__Set task__. Below are the records. List every line holding the word "contenido".

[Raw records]
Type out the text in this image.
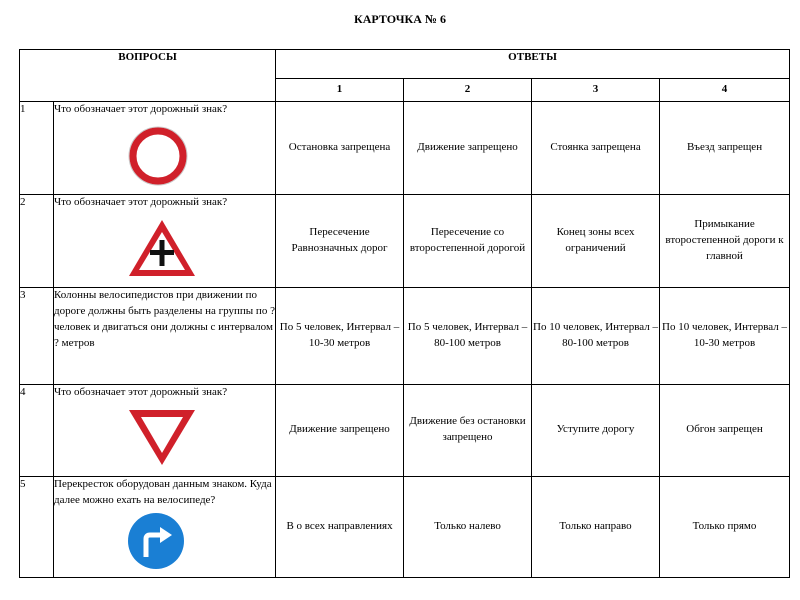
КАРТОЧКА № 6
ВОПРОСЫ		ОТВЕТЫ			
		1	2	3	4
1	Что обозначает этот дорожный знак?	Остановка запрещена	Движение запрещено	Стоянка запрещена	Въезд запрещен

2	Что обозначает этот дорожный знак?	Пересечение Равнозначных дорог	Пересечение со второстепенной дорогой	Конец зоны всех ограничений	Примыкание второстепенной дороги к главной

3	Колонны велосипедистов при движении по дороге должны быть разделены на группы по ? человек и двигаться они должны с интервалом ? метров	По 5 человек, Интервал – 10-30 метров	По 5 человек, Интервал – 80-100 метров	По 10 человек, Интервал – 80-100 метров	По 10 человек, Интервал – 10-30 метров

4	Что обозначает этот дорожный знак?	Движение запрещено	Движение без остановки запрещено	Уступите дорогу	Обгон запрещен

5	Перекресток оборудован данным знаком. Куда далее можно ехать на велосипеде?	В о всех направлениях	Только налево	Только направо	Только прямо
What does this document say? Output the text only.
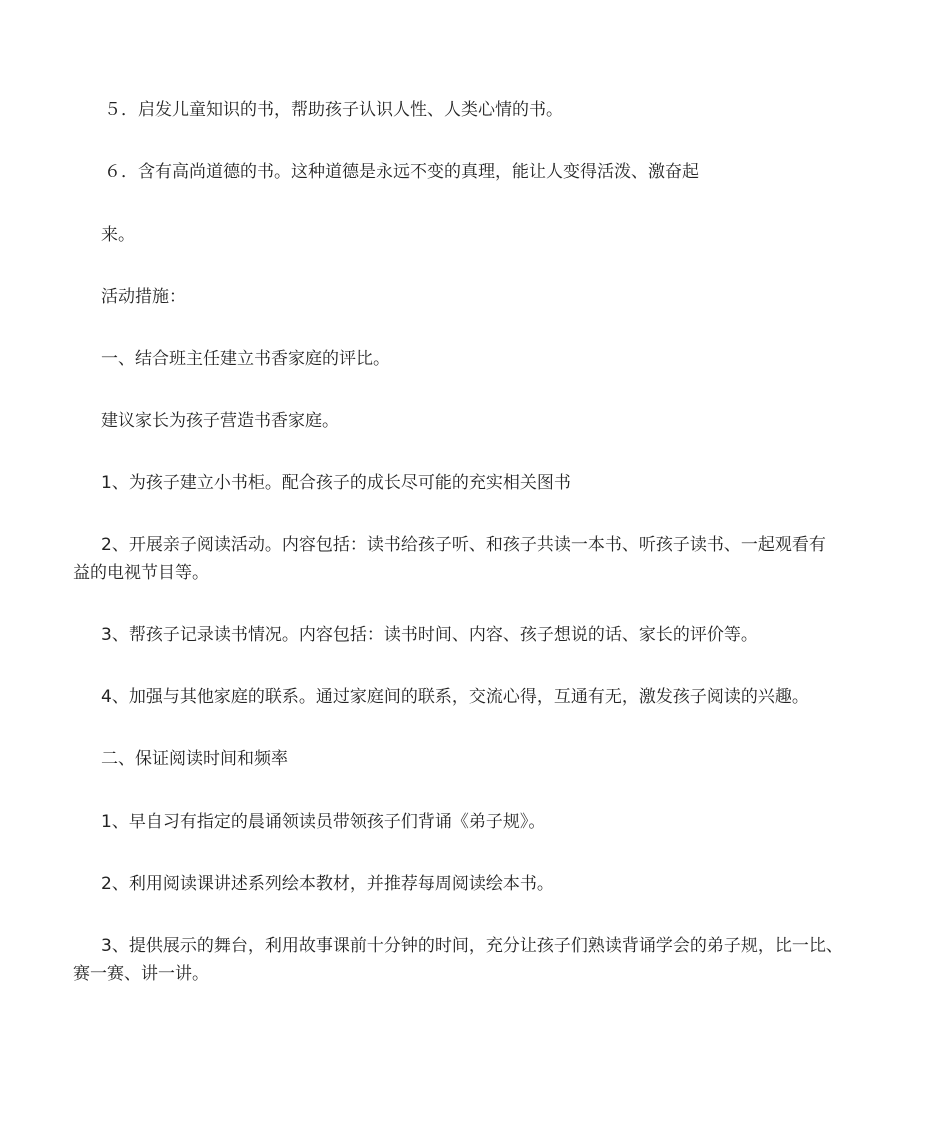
５．启发儿童知识的书，帮助孩子认识人性、人类心情的书。
６．含有高尚道德的书。这种道德是永远不变的真理，能让人变得活泼、激奋起
来。
活动措施：
一、结合班主任建立书香家庭的评比。
建议家长为孩子营造书香家庭。
1、为孩子建立小书柜。配合孩子的成长尽可能的充实相关图书
2、开展亲子阅读活动。内容包括：读书给孩子听、和孩子共读一本书、听孩子读书、一起观看有
益的电视节目等。
3、帮孩子记录读书情况。内容包括：读书时间、内容、孩子想说的话、家长的评价等。
4、加强与其他家庭的联系。通过家庭间的联系，交流心得，互通有无，激发孩子阅读的兴趣。
二、保证阅读时间和频率
1、早自习有指定的晨诵领读员带领孩子们背诵《弟子规》。
2、利用阅读课讲述系列绘本教材，并推荐每周阅读绘本书。
3、提供展示的舞台，利用故事课前十分钟的时间，充分让孩子们熟读背诵学会的弟子规，比一比、
赛一赛、讲一讲。
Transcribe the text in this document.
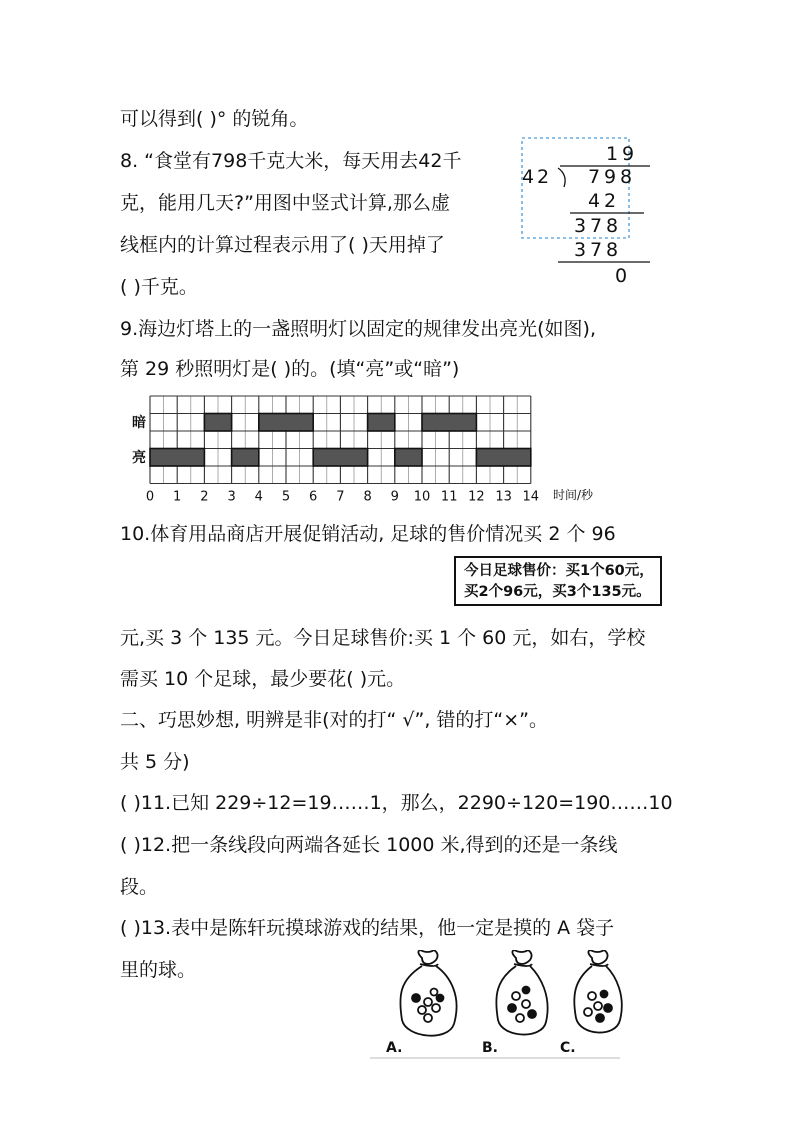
可以得到( )° 的锐角。
8. “食堂有798千克大米，每天用去42千
克，能用几天?”用图中竖式计算,那么虚
线框内的计算过程表示用了( )天用掉了
( )千克。
1 9
4 2 7 9 8
4 2
3 7 8
3 7 8
0
9.海边灯塔上的一盏照明灯以固定的规律发出亮光(如图),
第 29 秒照明灯是( )的。(填“亮”或“暗”)
0 1 2 3 4 5 6 7 8 9 10 11 12 13 14
暗
亮
时间/秒
10.体育用品商店开展促销活动, 足球的售价情况买 2 个 96
今日足球售价：买1个60元，
买2个96元，买3个135元。
元,买 3 个 135 元。今日足球售价:买 1 个 60 元，如右，学校
需买 10 个足球，最少要花( )元。
二、巧思妙想, 明辨是非(对的打“ √”, 错的打“×”。
共 5 分)
( )11.已知 229÷12=19……1，那么，2290÷120=190……10
( )12.把一条线段向两端各延长 1000 米,得到的还是一条线
段。
( )13.表中是陈轩玩摸球游戏的结果，他一定是摸的 A 袋子
里的球。
A.	B.	C.
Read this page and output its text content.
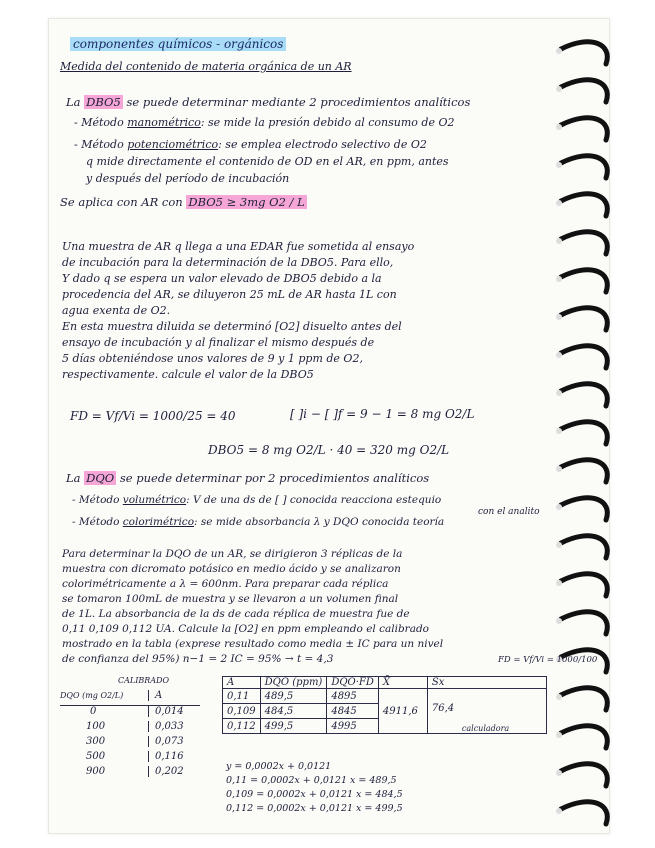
componentes químicos - orgánicos
Medida del contenido de materia orgánica de un AR
La DBO5 se puede determinar mediante 2 procedimientos analíticos
- Método manométrico: se mide la presión debido al consumo de O2
- Método potenciométrico: se emplea electrodo selectivo de O2
q mide directamente el contenido de OD en el AR, en ppm, antes
y después del período de incubación
Se aplica con AR con DBO5 ≥ 3mg O2 / L
Una muestra de AR q llega a una EDAR fue sometida al ensayo
de incubación para la determinación de la DBO5. Para ello,
Y dado q se espera un valor elevado de DBO5 debido a la
procedencia del AR, se diluyeron 25 mL de AR hasta 1L con
agua exenta de O2.
En esta muestra diluida se determinó [O2] disuelto antes del
ensayo de incubación y al finalizar el mismo después de
5 días obteniéndose unos valores de 9 y 1 ppm de O2,
respectivamente. calcule el valor de la DBO5
FD = Vf/Vi = 1000/25 = 40	[ ]i − [ ]f = 9 − 1 = 8 mg O2/L
DBO5 = 8 mg O2/L · 40 = 320 mg O2/L
La DQO se puede determinar por 2 procedimientos analíticos
- Método volumétrico: V de una ds de [ ] conocida reacciona estequio
con el analito
- Método colorimétrico: se mide absorbancia λ y DQO conocida teoría
Para determinar la DQO de un AR, se dirigieron 3 réplicas de la
muestra con dicromato potásico en medio ácido y se analizaron
colorimétricamente a λ = 600nm. Para preparar cada réplica
se tomaron 100mL de muestra y se llevaron a un volumen final
de 1L. La absorbancia de la ds de cada réplica de muestra fue de
0,11 0,109 0,112 UA. Calcule la [O2] en ppm empleando el calibrado
mostrado en la tabla (exprese resultado como media ± IC para un nivel
de confianza del 95%) n−1 = 2 IC = 95% → t = 4,3	FD = Vf/Vi = 1000/100
CALIBRADO
DQO (mg O2/L)	A
0	0,014
100	0,033
300	0,073
500	0,116
900	0,202
A	DQO (ppm)	DQO·FD	X̄	Sx
0,11	489,5	4895	4911,6	76,4
calculadora

0,109	484,5	4845		
0,112	499,5	4995		
y = 0,0002x + 0,0121
0,11 = 0,0002x + 0,0121 x = 489,5
0,109 = 0,0002x + 0,0121 x = 484,5
0,112 = 0,0002x + 0,0121 x = 499,5
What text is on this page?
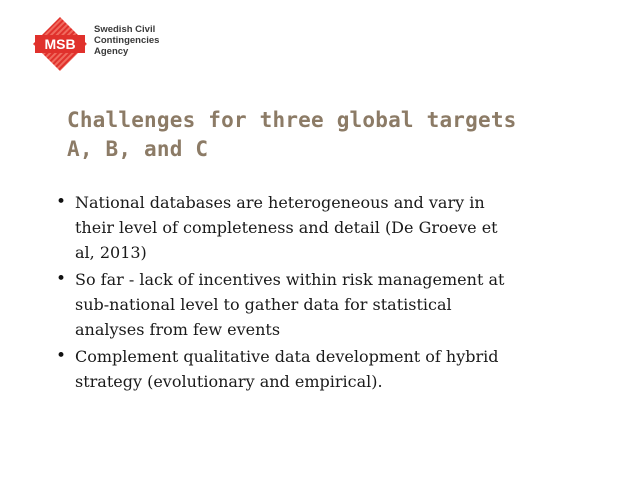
MSB
Swedish Civil
Contingencies
Agency
Challenges for three global targets
A, B, and C
• National databases are heterogeneous and vary in
their level of completeness and detail (De Groeve et
al, 2013)
• So far - lack of incentives within risk management at
sub-national level to gather data for statistical
analyses from few events
• Complement qualitative data development of hybrid
strategy (evolutionary and empirical).
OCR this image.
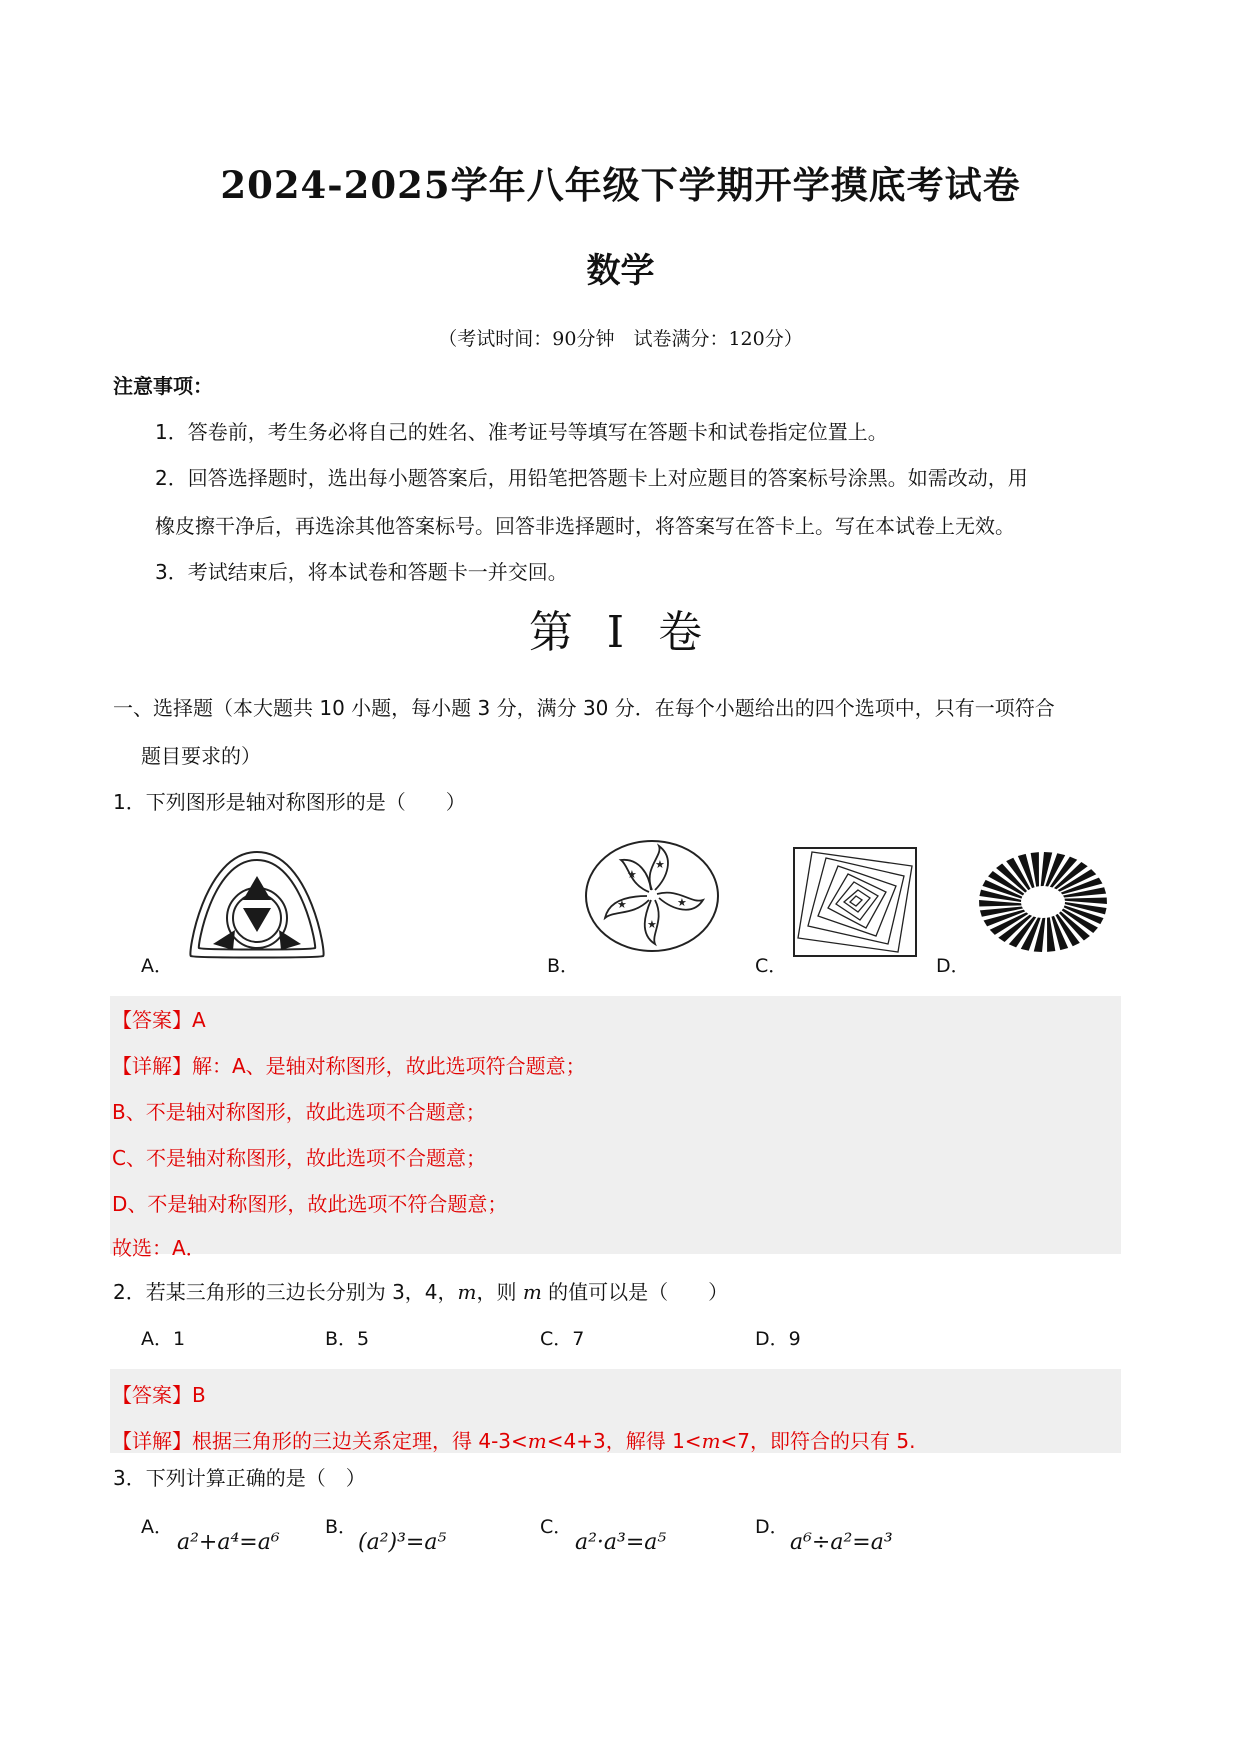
2024-2025学年八年级下学期开学摸底考试卷
数学
（考试时间：90分钟　试卷满分：120分）
注意事项：
1．答卷前，考生务必将自己的姓名、准考证号等填写在答题卡和试卷指定位置上。
2．回答选择题时，选出每小题答案后，用铅笔把答题卡上对应题目的答案标号涂黑。如需改动，用
橡皮擦干净后，再选涂其他答案标号。回答非选择题时，将答案写在答卡上。写在本试卷上无效。
3．考试结束后，将本试卷和答题卡一并交回。
第 I 卷
一、选择题（本大题共 10 小题，每小题 3 分，满分 30 分．在每个小题给出的四个选项中，只有一项符合
题目要求的）
1．下列图形是轴对称图形的是（　　）
A．
★
★
★
★
★
B．	C．	D．
【答案】A
【详解】解：A、是轴对称图形，故此选项符合题意；
B、不是轴对称图形，故此选项不合题意；
C、不是轴对称图形，故此选项不合题意；
D、不是轴对称图形，故此选项不符合题意；
故选：A．
2．若某三角形的三边长分别为 3，4，m，则 m 的值可以是（　　）
A．1	B．5	C．7	D．9
【答案】B
【详解】根据三角形的三边关系定理，得 4-3<m<4+3，解得 1<m<7，即符合的只有 5.
3．下列计算正确的是（　）
A．
a²+a⁴=a⁶
B．
(a²)³=a⁵
C．
a²·a³=a⁵
D．
a⁶÷a²=a³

__Task answer__.
Medida del contenido de materia orgánica de un AR
q mide directamente el contenido de OD en el AR, en ppm, antes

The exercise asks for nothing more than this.